-- START OF SUPPLIED RECORDS --
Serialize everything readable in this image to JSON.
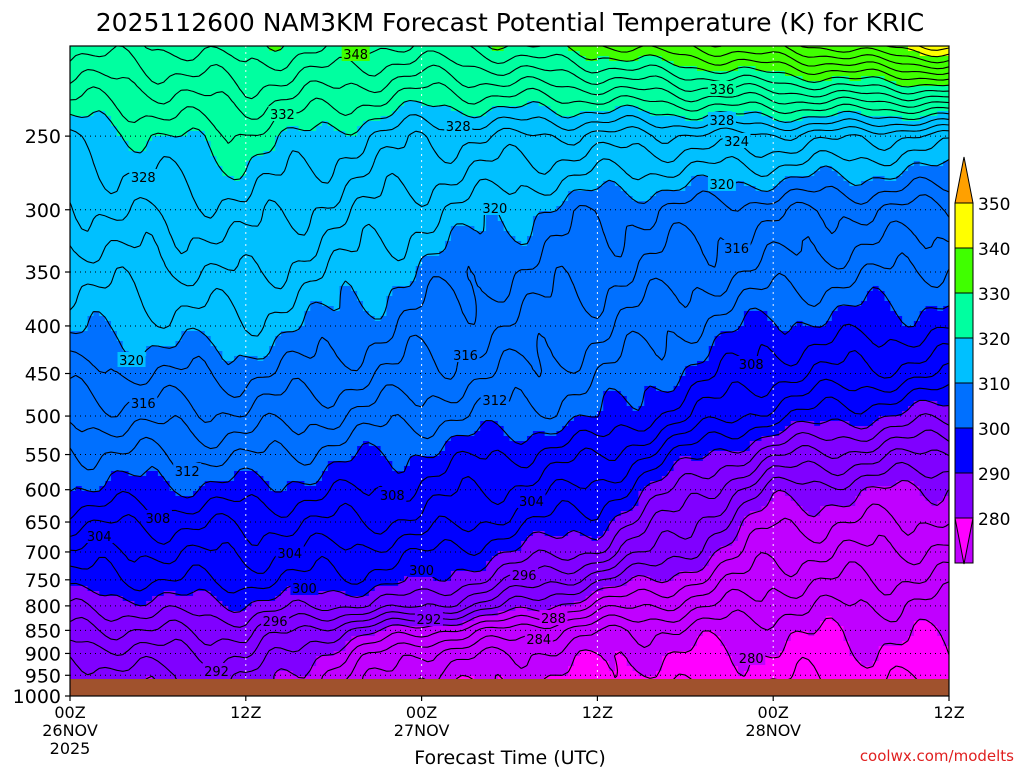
{
  "chart_data": {
    "type": "contour",
    "title": "2025112600 NAM3KM Forecast Potential Temperature (K) for KRIC",
    "xlabel": "Forecast Time (UTC)",
    "ylabel": "",
    "x_ticks": [
      {
        "label": "00Z",
        "date": "26NOV",
        "year": "2025"
      },
      {
        "label": "12Z"
      },
      {
        "label": "00Z",
        "date": "27NOV"
      },
      {
        "label": "12Z"
      },
      {
        "label": "00Z",
        "date": "28NOV"
      },
      {
        "label": "12Z"
      }
    ],
    "y_ticks": [
      "250",
      "300",
      "350",
      "400",
      "450",
      "500",
      "550",
      "600",
      "650",
      "700",
      "750",
      "800",
      "850",
      "900",
      "950",
      "1000"
    ],
    "y_scale": "log-pressure",
    "ylim": [
      1000,
      200
    ],
    "xlim_hours": [
      0,
      60
    ],
    "grid": true,
    "colorbar": {
      "labels": [
        "350",
        "340",
        "330",
        "320",
        "310",
        "300",
        "290",
        "280"
      ],
      "levels": [
        270,
        280,
        290,
        300,
        310,
        320,
        330,
        340,
        350,
        360
      ],
      "colors": [
        "#ff00ff",
        "#c000ff",
        "#8000ff",
        "#0000ff",
        "#0070ff",
        "#00c0ff",
        "#00ffa0",
        "#40ff00",
        "#ffff00",
        "#ffa000"
      ]
    },
    "contour_labels": [
      "348",
      "332",
      "336",
      "328",
      "328",
      "324",
      "328",
      "320",
      "320",
      "316",
      "320",
      "316",
      "308",
      "316",
      "312",
      "312",
      "308",
      "308",
      "304",
      "304",
      "304",
      "300",
      "300",
      "296",
      "296",
      "292",
      "288",
      "284",
      "292",
      "280"
    ],
    "theta_samples": {
      "hours": [
        0,
        12,
        24,
        36,
        48,
        60
      ],
      "pressures_hPa": [
        1000,
        950,
        900,
        850,
        800,
        750,
        700,
        650,
        600,
        550,
        500,
        450,
        400,
        350,
        300,
        250,
        200
      ],
      "values_K": [
        [
          289.5,
          291.5,
          280.5,
          278.5,
          277.5,
          277.5
        ],
        [
          290.5,
          292.5,
          281.5,
          279.5,
          278.5,
          278.5
        ],
        [
          292.5,
          294.5,
          283.5,
          280.5,
          279.5,
          279.5
        ],
        [
          295.5,
          296.5,
          288.5,
          282.5,
          280.5,
          280.5
        ],
        [
          298.5,
          299.5,
          296.5,
          287.5,
          282.5,
          281.5
        ],
        [
          301.5,
          302.5,
          300.5,
          292.5,
          284.5,
          283.5
        ],
        [
          303.5,
          304.5,
          302.5,
          297.5,
          286.5,
          285.5
        ],
        [
          306.5,
          306.5,
          305.5,
          300.5,
          288.5,
          287.5
        ],
        [
          309.5,
          309.5,
          307.5,
          303.5,
          291.5,
          289.5
        ],
        [
          311.5,
          312.5,
          309.5,
          306.5,
          296.5,
          293.5
        ],
        [
          314.5,
          315.5,
          312.5,
          310.5,
          302.5,
          298.5
        ],
        [
          317.5,
          318.5,
          315.5,
          312.5,
          306.5,
          304.5
        ],
        [
          320.5,
          321.5,
          317.5,
          314.5,
          309.5,
          308.5
        ],
        [
          322.5,
          324.5,
          319.5,
          316.5,
          313.5,
          311.5
        ],
        [
          325.5,
          327.5,
          322.5,
          318.5,
          316.5,
          315.5
        ],
        [
          328.5,
          331.5,
          326.5,
          325.5,
          325.5,
          323.5
        ],
        [
          336.5,
          339.5,
          337.5,
          341.5,
          346.5,
          352.5
        ]
      ]
    }
  },
  "credit": "coolwx.com/modelts",
  "ground_color": "#a0522d"
}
-- END OF SUPPLIED RECORDS --
## SET TASK
Tell how many lines of the data above hold the string "Forecast". Give only the number.

## RIGHT ANSWER
2